# Document passage
-- Opening Marker --
In this simulation, the contingencies were suddenly changed in the second phase, such that the sequence being performed so far no longer delivered a reinforcer. At this point, the agents, both in the model and in the real experiments, were expecting to end up in a high value state after performing the sequence learned, but given the change in contingencies, they were actually obtaining nothing, which should produce a negative RPE. This negative RPE was being used to change the learned values of both states and actions so that eventually the RPE was positive again. However, in the α model, because the state value learning rate was decreased, states were not being updated as fast, causing the agents to continue to expect a high state value for longer, and thus producing a more negative RPE than in the agents that did not have their state learning rate parameter reduced. Figure 8 shows the RPEs for the distal and proximal actions at each trial for the control simulations, that is, without modifications to α, in the top plots (black lines), and for the α model in the bottom plots (green lines) for both phases. At the beginning of the second phase (right after the dotted line), both control and manipulated agents had negative RPE, caused by the change in the contingencies; however, for the simulations with a smaller α, the RPE was indeed more negative in the first trials than in the control simulations (Figure 8(a) and (b)), which allowed then a larger positive RPE as shown in the inset of Figure 8(b) which shows a zoom in on the trials around the transition from phase 1 to phase 2. Since the RPE is used to update both state and action preferences, this more negative RPE was what ended up producing the larger decay in the action preferences, allowing a faster extinction process of the first learned sequence.
-- Closing Marker --
# Task instructions
In the simulation passage, what did the more negative RPE end up producing? Please answer in one sentence.

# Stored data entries
-- Opening Marker --
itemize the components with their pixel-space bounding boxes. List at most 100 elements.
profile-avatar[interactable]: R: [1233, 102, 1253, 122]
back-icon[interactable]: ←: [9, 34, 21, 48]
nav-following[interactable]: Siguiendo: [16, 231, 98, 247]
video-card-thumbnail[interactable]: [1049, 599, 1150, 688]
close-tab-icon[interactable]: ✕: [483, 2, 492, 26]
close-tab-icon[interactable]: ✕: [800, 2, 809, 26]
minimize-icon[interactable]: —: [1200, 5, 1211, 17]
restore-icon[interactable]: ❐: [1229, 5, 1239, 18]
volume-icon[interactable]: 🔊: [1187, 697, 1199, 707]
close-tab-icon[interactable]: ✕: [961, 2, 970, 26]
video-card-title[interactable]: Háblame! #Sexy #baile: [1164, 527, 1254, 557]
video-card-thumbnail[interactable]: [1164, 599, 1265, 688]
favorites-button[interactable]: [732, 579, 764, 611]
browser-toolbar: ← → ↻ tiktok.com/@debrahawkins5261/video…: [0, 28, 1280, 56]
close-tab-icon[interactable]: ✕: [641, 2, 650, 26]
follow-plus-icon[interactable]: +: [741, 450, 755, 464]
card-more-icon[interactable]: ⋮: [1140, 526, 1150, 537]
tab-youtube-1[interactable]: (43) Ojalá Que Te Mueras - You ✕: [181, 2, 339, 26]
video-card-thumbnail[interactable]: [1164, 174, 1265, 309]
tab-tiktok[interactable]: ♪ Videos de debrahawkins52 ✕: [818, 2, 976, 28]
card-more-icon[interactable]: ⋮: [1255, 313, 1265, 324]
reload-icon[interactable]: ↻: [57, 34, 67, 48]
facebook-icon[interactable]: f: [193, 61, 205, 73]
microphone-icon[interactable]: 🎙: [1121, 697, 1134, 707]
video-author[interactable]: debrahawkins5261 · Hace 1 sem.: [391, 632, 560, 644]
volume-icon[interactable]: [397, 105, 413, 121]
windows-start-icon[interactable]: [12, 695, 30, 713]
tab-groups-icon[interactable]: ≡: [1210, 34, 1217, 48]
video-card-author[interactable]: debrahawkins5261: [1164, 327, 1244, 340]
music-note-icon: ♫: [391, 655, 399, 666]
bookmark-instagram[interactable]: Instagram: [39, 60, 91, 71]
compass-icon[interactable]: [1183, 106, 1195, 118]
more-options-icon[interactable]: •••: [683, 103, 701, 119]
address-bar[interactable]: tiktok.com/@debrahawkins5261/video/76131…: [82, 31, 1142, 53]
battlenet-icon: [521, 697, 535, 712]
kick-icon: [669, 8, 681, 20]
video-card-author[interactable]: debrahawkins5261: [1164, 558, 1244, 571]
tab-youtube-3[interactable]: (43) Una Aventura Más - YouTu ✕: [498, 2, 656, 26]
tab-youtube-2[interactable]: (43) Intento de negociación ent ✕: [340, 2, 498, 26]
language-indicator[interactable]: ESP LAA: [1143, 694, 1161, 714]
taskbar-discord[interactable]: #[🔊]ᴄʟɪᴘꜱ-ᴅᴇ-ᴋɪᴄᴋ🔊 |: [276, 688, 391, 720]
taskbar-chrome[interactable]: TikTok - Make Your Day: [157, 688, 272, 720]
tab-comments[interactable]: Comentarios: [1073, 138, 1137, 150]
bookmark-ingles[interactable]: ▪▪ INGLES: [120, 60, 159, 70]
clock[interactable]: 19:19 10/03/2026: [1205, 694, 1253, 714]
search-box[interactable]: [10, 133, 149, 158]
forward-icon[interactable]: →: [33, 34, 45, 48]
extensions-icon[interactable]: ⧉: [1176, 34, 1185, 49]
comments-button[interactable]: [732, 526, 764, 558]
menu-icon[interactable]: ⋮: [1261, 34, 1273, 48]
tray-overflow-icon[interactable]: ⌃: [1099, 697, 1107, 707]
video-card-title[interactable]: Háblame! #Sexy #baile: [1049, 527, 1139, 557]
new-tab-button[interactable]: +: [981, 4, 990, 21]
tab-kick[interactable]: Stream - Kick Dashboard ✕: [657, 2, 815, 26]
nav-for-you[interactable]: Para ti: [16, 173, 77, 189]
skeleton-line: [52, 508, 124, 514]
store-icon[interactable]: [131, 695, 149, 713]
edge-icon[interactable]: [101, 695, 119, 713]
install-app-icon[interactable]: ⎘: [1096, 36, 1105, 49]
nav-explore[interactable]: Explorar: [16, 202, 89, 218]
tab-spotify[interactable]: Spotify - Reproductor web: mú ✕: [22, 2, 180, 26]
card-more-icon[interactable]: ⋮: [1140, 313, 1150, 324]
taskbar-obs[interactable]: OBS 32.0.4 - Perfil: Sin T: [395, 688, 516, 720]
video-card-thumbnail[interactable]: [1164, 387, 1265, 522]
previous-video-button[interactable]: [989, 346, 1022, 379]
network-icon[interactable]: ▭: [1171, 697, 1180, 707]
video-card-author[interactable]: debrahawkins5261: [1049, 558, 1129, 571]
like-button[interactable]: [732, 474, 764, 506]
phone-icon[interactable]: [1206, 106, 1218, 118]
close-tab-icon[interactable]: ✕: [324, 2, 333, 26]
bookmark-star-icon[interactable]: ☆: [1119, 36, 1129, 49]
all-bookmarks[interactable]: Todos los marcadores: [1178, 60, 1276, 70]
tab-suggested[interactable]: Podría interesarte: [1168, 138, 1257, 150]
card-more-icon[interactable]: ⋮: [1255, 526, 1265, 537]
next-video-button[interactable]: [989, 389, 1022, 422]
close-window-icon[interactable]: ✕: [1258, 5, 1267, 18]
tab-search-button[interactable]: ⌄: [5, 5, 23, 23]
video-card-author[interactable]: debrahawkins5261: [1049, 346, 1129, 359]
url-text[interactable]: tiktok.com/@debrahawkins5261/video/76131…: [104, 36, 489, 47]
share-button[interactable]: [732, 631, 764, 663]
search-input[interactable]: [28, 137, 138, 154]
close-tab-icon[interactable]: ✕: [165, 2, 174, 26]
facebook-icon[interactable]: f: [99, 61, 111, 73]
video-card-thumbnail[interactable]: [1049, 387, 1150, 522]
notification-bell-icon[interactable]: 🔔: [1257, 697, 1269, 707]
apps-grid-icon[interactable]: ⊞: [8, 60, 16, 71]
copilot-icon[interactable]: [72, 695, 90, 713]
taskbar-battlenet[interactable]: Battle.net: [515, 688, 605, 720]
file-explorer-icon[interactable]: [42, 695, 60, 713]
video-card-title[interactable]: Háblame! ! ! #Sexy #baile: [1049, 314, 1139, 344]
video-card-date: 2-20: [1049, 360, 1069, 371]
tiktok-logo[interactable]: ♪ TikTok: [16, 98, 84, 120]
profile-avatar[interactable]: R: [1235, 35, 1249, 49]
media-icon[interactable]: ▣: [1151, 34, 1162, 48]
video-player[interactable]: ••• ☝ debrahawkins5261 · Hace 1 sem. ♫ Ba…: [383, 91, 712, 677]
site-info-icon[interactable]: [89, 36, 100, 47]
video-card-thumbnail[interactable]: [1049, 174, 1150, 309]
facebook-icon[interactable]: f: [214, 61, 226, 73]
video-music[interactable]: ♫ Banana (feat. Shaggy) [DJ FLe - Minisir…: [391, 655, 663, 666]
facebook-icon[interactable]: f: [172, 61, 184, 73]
-- Closing Marker --
# Result of the task
It produced a larger decay in the action preferences, which allowed a faster extinction of the first learned sequence.